[Dataset records]
= = = = =

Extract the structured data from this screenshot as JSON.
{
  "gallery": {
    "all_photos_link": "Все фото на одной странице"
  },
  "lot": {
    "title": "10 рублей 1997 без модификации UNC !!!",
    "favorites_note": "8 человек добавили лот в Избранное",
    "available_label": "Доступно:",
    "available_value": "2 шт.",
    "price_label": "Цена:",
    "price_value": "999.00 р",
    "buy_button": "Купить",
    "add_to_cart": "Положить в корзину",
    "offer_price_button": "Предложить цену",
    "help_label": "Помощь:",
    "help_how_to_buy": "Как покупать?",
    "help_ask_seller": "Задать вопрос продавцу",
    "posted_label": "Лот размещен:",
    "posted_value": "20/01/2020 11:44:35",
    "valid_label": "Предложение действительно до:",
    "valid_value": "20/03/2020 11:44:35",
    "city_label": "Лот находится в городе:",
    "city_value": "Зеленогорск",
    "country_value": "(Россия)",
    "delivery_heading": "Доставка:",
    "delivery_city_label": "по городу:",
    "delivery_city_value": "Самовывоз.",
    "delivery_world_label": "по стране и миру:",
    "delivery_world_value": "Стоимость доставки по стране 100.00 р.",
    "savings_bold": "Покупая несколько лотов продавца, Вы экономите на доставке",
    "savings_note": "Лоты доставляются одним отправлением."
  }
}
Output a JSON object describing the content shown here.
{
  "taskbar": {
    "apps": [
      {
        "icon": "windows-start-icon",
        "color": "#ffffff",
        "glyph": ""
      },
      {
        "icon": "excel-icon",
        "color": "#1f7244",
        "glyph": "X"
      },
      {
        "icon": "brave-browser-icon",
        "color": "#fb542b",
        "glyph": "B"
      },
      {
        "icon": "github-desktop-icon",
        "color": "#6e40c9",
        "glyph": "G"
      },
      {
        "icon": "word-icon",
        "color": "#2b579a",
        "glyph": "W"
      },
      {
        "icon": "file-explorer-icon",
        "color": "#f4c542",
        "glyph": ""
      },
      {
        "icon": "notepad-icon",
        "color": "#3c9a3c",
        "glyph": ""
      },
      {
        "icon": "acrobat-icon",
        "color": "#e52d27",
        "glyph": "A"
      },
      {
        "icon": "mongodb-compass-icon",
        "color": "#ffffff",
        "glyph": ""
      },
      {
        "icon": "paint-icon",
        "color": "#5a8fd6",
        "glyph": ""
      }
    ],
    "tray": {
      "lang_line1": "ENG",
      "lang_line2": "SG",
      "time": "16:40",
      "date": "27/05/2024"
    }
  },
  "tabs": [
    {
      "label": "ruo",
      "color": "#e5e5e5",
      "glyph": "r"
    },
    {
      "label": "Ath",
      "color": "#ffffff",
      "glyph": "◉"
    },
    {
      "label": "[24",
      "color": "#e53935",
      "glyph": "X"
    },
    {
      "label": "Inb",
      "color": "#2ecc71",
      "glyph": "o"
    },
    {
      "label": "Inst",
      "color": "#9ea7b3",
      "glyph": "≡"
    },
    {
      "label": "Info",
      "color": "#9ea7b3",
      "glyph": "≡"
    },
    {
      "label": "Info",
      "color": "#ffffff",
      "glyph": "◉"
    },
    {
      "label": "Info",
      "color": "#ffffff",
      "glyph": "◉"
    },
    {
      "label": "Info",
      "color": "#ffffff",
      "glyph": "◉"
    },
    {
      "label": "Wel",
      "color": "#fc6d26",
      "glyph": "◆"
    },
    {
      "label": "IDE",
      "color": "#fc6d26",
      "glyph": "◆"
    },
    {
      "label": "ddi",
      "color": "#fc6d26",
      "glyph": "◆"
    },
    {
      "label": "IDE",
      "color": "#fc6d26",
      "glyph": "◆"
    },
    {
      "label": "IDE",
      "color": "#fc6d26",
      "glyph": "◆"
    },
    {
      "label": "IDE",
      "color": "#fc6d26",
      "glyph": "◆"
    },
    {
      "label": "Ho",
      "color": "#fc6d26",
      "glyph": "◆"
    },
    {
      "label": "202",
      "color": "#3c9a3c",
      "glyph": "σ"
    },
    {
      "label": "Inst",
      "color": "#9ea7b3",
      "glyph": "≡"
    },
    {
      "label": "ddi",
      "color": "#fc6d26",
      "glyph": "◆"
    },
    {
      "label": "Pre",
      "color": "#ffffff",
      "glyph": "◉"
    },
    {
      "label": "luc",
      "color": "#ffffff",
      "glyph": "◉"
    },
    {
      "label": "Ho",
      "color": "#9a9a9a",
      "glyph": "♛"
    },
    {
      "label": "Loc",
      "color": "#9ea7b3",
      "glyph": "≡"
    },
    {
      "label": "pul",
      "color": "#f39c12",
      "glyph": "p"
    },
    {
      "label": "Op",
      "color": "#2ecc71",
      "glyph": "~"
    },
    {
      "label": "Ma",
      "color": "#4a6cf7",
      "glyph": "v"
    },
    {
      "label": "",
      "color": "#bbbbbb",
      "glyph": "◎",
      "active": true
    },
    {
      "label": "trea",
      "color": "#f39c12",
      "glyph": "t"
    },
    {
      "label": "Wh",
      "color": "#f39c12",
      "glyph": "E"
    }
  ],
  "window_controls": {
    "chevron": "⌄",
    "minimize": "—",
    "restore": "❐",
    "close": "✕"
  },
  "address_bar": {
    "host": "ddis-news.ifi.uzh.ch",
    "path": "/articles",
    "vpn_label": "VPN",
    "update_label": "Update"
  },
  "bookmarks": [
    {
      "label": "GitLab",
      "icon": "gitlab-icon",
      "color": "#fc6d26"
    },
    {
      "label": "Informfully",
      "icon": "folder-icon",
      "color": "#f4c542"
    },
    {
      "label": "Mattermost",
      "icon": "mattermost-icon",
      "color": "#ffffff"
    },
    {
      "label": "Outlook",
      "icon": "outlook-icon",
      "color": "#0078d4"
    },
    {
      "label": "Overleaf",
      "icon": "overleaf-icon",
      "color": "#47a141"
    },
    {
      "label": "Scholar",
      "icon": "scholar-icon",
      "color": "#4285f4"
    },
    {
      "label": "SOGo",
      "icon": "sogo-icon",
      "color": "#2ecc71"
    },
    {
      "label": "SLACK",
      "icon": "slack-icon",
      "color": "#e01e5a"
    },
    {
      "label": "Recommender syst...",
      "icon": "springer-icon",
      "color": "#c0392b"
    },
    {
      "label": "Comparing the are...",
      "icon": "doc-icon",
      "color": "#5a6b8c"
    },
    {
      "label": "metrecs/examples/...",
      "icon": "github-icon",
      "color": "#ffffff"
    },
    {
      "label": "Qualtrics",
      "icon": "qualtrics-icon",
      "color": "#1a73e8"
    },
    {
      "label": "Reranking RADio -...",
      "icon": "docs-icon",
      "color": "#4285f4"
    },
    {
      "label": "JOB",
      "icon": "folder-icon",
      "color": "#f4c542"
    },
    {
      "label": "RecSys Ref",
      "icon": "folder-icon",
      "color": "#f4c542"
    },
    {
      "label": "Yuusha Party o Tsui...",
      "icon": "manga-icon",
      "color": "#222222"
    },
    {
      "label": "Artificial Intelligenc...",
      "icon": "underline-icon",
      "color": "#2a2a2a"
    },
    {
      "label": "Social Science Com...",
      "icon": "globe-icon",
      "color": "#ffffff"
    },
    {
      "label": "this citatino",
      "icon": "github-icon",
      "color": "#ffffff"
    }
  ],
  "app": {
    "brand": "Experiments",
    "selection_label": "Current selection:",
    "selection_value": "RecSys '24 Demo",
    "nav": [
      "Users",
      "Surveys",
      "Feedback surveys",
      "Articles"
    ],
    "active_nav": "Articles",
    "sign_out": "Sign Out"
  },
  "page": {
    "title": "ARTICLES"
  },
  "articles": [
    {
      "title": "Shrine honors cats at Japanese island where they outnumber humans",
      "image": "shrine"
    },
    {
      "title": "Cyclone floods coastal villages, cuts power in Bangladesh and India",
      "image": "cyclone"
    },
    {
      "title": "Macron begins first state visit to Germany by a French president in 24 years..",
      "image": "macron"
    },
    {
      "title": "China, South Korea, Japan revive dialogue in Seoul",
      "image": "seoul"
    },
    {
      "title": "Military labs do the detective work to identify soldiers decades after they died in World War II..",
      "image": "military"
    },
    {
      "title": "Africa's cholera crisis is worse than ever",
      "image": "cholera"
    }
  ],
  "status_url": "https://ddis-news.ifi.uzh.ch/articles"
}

= = = = =

» Work instructions: Find the lines above that include the string "this" and copy them.

» Full response:
Extract the structured data from this screenshot as JSON.
      "label": "this citatino",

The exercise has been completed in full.